### Problem requirements
Each entry needs to appear again, retyped exactly as it is below.

### Exercise input
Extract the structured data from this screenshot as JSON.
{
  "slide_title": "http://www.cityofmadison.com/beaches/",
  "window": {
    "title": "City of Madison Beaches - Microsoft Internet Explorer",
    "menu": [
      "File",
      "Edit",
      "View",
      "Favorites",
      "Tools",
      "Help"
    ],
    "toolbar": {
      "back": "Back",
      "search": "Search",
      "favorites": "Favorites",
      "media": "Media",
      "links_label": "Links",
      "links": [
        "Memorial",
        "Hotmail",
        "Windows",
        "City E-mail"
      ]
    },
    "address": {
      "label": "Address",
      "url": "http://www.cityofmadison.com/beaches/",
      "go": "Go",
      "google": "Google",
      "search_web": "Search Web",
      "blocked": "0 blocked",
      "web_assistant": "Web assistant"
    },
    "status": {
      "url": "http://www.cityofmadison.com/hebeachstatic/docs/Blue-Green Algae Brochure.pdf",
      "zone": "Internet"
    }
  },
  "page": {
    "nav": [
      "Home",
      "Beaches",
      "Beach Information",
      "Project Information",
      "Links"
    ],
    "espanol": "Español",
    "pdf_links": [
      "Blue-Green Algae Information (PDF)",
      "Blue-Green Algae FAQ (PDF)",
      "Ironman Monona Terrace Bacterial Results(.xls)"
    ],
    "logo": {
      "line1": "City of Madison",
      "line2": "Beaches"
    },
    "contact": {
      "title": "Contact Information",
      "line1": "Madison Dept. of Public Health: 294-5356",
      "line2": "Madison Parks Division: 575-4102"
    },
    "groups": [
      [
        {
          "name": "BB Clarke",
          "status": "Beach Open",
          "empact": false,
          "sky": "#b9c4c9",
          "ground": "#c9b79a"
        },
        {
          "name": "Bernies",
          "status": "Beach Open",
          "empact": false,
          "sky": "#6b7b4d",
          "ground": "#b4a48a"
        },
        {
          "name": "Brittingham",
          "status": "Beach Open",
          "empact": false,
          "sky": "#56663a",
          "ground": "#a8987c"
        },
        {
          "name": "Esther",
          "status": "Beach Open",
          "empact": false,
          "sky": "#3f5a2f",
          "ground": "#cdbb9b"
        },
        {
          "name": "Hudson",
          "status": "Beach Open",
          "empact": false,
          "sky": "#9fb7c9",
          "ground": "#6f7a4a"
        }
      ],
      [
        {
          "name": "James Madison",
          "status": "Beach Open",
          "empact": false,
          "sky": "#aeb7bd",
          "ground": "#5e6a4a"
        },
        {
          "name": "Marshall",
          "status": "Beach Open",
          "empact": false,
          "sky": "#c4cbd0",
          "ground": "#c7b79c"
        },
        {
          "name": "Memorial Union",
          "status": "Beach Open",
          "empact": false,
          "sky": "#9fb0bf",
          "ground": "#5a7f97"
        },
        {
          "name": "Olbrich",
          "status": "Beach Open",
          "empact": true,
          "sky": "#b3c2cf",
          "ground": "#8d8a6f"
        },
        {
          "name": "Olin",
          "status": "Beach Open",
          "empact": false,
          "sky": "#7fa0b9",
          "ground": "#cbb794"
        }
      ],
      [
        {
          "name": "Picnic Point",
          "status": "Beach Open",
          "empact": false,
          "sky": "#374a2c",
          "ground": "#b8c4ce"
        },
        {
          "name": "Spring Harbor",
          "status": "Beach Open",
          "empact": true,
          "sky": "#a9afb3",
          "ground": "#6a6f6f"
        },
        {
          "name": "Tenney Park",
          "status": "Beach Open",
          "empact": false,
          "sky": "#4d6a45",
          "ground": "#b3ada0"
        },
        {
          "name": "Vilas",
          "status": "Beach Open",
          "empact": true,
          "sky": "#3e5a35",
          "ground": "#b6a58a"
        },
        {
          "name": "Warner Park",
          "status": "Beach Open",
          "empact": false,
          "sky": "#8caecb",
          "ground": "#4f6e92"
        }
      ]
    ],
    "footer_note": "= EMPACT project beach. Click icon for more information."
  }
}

### Exercise solution
Extract the structured data from this screenshot as JSON.
{
  "slide_title": "http://www.cityofmadison.com/beaches/",
  "window": {
    "title": "City of Madison Beaches - Microsoft Internet Explorer",
    "menu": [
      "File",
      "Edit",
      "View",
      "Favorites",
      "Tools",
      "Help"
    ],
    "toolbar": {
      "back": "Back",
      "search": "Search",
      "favorites": "Favorites",
      "media": "Media",
      "links_label": "Links",
      "links": [
        "Memorial",
        "Hotmail",
        "Windows",
        "City E-mail"
      ]
    },
    "address": {
      "label": "Address",
      "url": "http://www.cityofmadison.com/beaches/",
      "go": "Go",
      "google": "Google",
      "search_web": "Search Web",
      "blocked": "0 blocked",
      "web_assistant": "Web assistant"
    },
    "status": {
      "url": "http://www.cityofmadison.com/hebeachstatic/docs/Blue-Green Algae Brochure.pdf",
      "zone": "Internet"
    }
  },
  "page": {
    "nav": [
      "Home",
      "Beaches",
      "Beach Information",
      "Project Information",
      "Links"
    ],
    "espanol": "Español",
    "pdf_links": [
      "Blue-Green Algae Information (PDF)",
      "Blue-Green Algae FAQ (PDF)",
      "Ironman Monona Terrace Bacterial Results(.xls)"
    ],
    "logo": {
      "line1": "City of Madison",
      "line2": "Beaches"
    },
    "contact": {
      "title": "Contact Information",
      "line1": "Madison Dept. of Public Health: 294-5356",
      "line2": "Madison Parks Division: 575-4102"
    },
    "groups": [
      [
        {
          "name": "BB Clarke",
          "status": "Beach Open",
          "empact": false,
          "sky": "#b9c4c9",
          "ground": "#c9b79a"
        },
        {
          "name": "Bernies",
          "status": "Beach Open",
          "empact": false,
          "sky": "#6b7b4d",
          "ground": "#b4a48a"
        },
        {
          "name": "Brittingham",
          "status": "Beach Open",
          "empact": false,
          "sky": "#56663a",
          "ground": "#a8987c"
        },
        {
          "name": "Esther",
          "status": "Beach Open",
          "empact": false,
          "sky": "#3f5a2f",
          "ground": "#cdbb9b"
        },
        {
          "name": "Hudson",
          "status": "Beach Open",
          "empact": false,
          "sky": "#9fb7c9",
          "ground": "#6f7a4a"
        }
      ],
      [
        {
          "name": "James Madison",
          "status": "Beach Open",
          "empact": false,
          "sky": "#aeb7bd",
          "ground": "#5e6a4a"
        },
        {
          "name": "Marshall",
          "status": "Beach Open",
          "empact": false,
          "sky": "#c4cbd0",
          "ground": "#c7b79c"
        },
        {
          "name": "Memorial Union",
          "status": "Beach Open",
          "empact": false,
          "sky": "#9fb0bf",
          "ground": "#5a7f97"
        },
        {
          "name": "Olbrich",
          "status": "Beach Open",
          "empact": true,
          "sky": "#b3c2cf",
          "ground": "#8d8a6f"
        },
        {
          "name": "Olin",
          "status": "Beach Open",
          "empact": false,
          "sky": "#7fa0b9",
          "ground": "#cbb794"
        }
      ],
      [
        {
          "name": "Picnic Point",
          "status": "Beach Open",
          "empact": false,
          "sky": "#374a2c",
          "ground": "#b8c4ce"
        },
        {
          "name": "Spring Harbor",
          "status": "Beach Open",
          "empact": true,
          "sky": "#a9afb3",
          "ground": "#6a6f6f"
        },
        {
          "name": "Tenney Park",
          "status": "Beach Open",
          "empact": false,
          "sky": "#4d6a45",
          "ground": "#b3ada0"
        },
        {
          "name": "Vilas",
          "status": "Beach Open",
          "empact": true,
          "sky": "#3e5a35",
          "ground": "#b6a58a"
        },
        {
          "name": "Warner Park",
          "status": "Beach Open",
          "empact": false,
          "sky": "#8caecb",
          "ground": "#4f6e92"
        }
      ]
    ],
    "footer_note": "= EMPACT project beach. Click icon for more information."
  }
}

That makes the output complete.